# Task statement
Look at every line below and count those containing "Coverage". Answer with the number only.

# Entries provided
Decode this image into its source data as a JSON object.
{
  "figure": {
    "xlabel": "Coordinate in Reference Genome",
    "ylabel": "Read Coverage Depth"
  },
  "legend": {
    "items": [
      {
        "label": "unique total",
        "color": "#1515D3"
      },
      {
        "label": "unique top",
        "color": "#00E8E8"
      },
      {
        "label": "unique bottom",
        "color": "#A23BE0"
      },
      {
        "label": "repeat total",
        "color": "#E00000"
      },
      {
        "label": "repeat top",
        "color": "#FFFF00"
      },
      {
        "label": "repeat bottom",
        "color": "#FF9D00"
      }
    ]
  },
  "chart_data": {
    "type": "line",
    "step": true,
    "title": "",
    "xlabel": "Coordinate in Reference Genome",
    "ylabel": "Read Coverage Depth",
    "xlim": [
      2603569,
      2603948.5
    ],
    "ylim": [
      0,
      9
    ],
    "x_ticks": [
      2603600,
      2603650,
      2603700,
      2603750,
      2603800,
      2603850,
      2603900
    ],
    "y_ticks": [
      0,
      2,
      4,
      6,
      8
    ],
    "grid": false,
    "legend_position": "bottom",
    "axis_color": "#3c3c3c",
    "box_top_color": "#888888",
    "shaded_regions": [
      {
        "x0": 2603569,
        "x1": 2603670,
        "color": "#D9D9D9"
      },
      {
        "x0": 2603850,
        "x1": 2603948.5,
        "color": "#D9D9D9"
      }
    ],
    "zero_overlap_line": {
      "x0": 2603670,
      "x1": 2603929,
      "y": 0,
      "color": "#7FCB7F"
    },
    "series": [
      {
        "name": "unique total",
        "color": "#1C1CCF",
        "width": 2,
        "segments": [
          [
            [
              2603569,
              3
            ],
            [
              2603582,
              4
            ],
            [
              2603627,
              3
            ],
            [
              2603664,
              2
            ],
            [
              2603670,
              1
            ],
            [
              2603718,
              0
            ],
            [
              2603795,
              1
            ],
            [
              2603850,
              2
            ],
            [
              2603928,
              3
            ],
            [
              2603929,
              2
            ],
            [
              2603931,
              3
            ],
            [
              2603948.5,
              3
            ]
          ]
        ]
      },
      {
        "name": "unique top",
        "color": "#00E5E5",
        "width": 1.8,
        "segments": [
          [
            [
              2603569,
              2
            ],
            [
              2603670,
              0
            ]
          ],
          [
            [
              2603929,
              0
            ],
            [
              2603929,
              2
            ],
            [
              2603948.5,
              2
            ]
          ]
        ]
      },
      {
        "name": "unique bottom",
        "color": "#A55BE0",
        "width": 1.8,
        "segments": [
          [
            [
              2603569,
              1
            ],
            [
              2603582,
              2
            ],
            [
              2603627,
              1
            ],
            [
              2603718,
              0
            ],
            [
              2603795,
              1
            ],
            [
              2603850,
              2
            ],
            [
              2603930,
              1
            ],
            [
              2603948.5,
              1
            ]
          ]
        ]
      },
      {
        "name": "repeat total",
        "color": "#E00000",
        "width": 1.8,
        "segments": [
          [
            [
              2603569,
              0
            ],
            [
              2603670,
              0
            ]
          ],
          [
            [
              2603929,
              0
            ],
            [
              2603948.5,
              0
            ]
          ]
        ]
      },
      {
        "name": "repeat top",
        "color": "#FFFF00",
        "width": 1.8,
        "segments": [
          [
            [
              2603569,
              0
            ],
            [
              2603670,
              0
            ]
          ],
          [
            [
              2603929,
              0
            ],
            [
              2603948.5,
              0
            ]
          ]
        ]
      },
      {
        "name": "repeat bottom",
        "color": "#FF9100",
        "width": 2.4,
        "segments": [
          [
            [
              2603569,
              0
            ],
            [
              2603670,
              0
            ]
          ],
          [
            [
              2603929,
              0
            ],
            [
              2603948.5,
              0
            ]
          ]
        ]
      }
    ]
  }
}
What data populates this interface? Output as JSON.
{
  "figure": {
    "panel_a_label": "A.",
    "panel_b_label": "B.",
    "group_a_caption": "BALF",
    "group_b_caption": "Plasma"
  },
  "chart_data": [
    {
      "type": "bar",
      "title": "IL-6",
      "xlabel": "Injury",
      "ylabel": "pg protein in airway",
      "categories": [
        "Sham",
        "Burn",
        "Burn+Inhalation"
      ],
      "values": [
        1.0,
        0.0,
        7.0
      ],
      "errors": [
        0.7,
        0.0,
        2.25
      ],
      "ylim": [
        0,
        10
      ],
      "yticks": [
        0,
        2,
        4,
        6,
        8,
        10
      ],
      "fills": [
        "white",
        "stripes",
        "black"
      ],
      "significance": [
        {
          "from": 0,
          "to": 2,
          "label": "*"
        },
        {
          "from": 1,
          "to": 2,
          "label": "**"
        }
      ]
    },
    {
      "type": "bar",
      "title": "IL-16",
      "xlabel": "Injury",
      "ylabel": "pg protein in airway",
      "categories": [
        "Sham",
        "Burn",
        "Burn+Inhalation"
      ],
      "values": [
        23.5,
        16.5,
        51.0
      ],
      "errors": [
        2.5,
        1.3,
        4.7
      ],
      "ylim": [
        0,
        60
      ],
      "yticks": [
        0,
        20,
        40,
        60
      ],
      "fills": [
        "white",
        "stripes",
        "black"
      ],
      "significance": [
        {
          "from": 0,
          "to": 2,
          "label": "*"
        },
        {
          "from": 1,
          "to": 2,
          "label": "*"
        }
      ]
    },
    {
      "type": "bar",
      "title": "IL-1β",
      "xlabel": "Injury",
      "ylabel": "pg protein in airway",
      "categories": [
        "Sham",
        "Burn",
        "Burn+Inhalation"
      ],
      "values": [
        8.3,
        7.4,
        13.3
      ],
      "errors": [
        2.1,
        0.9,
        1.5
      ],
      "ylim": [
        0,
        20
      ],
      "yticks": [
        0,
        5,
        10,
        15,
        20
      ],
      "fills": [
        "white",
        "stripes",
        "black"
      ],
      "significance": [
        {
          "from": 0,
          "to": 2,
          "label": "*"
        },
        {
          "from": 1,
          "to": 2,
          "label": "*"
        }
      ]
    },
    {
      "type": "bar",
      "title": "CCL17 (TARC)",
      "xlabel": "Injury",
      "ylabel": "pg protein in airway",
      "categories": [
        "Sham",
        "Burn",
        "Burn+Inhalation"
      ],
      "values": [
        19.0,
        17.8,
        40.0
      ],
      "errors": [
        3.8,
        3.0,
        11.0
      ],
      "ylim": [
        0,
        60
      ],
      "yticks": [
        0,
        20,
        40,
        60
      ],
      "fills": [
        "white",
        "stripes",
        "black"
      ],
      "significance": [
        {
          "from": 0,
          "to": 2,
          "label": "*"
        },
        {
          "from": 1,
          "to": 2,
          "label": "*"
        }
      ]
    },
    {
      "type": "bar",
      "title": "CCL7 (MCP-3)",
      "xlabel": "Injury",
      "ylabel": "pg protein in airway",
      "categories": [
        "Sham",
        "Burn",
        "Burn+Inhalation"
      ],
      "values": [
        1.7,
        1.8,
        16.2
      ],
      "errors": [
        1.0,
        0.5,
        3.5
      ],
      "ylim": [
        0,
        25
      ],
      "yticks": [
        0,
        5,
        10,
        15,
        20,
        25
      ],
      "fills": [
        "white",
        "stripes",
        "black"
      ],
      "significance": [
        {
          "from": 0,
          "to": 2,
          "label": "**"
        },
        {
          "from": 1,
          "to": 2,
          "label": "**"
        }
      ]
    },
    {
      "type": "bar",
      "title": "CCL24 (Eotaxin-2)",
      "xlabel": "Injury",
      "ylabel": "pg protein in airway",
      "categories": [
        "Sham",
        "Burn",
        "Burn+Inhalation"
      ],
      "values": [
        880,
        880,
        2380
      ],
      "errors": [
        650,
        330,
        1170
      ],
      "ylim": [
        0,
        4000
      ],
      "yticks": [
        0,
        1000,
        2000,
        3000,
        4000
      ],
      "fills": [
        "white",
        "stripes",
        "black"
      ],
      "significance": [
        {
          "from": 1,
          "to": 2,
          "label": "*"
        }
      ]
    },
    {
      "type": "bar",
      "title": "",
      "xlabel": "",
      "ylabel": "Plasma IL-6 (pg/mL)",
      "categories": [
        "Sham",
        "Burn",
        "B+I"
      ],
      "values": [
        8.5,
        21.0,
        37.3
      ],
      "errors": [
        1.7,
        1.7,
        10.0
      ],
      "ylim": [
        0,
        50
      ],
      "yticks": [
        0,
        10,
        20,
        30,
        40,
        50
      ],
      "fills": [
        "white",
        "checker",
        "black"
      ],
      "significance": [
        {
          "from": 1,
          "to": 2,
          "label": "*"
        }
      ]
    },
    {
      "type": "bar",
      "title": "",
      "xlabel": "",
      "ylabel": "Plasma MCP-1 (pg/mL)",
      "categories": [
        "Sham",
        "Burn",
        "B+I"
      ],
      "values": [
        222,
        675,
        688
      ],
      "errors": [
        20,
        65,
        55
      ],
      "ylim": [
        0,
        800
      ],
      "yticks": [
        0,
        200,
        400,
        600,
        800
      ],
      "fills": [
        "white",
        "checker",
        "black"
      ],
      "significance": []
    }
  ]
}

# Exercise response
2